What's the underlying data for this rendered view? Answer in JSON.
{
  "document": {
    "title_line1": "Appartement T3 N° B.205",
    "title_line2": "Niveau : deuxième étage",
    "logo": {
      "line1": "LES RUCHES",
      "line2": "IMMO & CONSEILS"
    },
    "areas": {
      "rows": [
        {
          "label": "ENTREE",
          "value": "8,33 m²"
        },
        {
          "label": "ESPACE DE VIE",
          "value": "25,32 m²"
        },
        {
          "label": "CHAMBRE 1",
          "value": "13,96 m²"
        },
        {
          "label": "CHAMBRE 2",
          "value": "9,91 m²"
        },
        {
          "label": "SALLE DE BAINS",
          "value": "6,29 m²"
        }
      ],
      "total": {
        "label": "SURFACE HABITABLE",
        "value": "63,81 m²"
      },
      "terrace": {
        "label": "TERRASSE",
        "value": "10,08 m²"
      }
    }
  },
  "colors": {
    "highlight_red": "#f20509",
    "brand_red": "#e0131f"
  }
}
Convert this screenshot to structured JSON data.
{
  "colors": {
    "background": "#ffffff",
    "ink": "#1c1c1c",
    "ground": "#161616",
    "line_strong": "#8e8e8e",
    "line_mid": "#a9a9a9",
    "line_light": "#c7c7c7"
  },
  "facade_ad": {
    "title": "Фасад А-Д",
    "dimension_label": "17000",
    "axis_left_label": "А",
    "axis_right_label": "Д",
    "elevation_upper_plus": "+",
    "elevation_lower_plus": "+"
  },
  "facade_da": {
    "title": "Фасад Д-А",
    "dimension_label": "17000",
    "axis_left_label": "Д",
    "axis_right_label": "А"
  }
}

Task details: Return the line that contains "Convert this screenshot" along with every line after it through the end of the entries, exactly, adding nothing.

Completed exercise:
Convert this screenshot to structured JSON data.
{
  "colors": {
    "background": "#ffffff",
    "ink": "#1c1c1c",
    "ground": "#161616",
    "line_strong": "#8e8e8e",
    "line_mid": "#a9a9a9",
    "line_light": "#c7c7c7"
  },
  "facade_ad": {
    "title": "Фасад А-Д",
    "dimension_label": "17000",
    "axis_left_label": "А",
    "axis_right_label": "Д",
    "elevation_upper_plus": "+",
    "elevation_lower_plus": "+"
  },
  "facade_da": {
    "title": "Фасад Д-А",
    "dimension_label": "17000",
    "axis_left_label": "Д",
    "axis_right_label": "А"
  }
}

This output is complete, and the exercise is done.